### Exercise prompt
Write out the entries below once more, exactly.
**********
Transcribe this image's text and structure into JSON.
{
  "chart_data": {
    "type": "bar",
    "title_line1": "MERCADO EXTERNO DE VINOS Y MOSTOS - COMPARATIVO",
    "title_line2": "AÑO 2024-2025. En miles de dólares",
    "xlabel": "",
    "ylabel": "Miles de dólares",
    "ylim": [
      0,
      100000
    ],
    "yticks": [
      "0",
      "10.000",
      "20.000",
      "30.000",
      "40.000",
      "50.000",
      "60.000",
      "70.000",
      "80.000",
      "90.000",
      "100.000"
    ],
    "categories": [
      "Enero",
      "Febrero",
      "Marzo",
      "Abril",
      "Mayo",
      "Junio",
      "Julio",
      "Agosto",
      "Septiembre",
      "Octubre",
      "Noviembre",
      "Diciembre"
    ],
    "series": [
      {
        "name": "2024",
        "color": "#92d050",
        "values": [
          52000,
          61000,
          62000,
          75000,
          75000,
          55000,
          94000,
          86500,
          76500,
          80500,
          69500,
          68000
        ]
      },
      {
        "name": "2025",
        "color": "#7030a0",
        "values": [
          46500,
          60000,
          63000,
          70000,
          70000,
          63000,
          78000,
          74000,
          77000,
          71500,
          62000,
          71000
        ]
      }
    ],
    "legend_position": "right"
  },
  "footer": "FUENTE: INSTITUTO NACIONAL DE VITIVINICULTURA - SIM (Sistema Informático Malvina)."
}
**********
### Solution below
Transcribe this image's text and structure into JSON.
{
  "chart_data": {
    "type": "bar",
    "title_line1": "MERCADO EXTERNO DE VINOS Y MOSTOS - COMPARATIVO",
    "title_line2": "AÑO 2024-2025. En miles de dólares",
    "xlabel": "",
    "ylabel": "Miles de dólares",
    "ylim": [
      0,
      100000
    ],
    "yticks": [
      "0",
      "10.000",
      "20.000",
      "30.000",
      "40.000",
      "50.000",
      "60.000",
      "70.000",
      "80.000",
      "90.000",
      "100.000"
    ],
    "categories": [
      "Enero",
      "Febrero",
      "Marzo",
      "Abril",
      "Mayo",
      "Junio",
      "Julio",
      "Agosto",
      "Septiembre",
      "Octubre",
      "Noviembre",
      "Diciembre"
    ],
    "series": [
      {
        "name": "2024",
        "color": "#92d050",
        "values": [
          52000,
          61000,
          62000,
          75000,
          75000,
          55000,
          94000,
          86500,
          76500,
          80500,
          69500,
          68000
        ]
      },
      {
        "name": "2025",
        "color": "#7030a0",
        "values": [
          46500,
          60000,
          63000,
          70000,
          70000,
          63000,
          78000,
          74000,
          77000,
          71500,
          62000,
          71000
        ]
      }
    ],
    "legend_position": "right"
  },
  "footer": "FUENTE: INSTITUTO NACIONAL DE VITIVINICULTURA - SIM (Sistema Informático Malvina)."
}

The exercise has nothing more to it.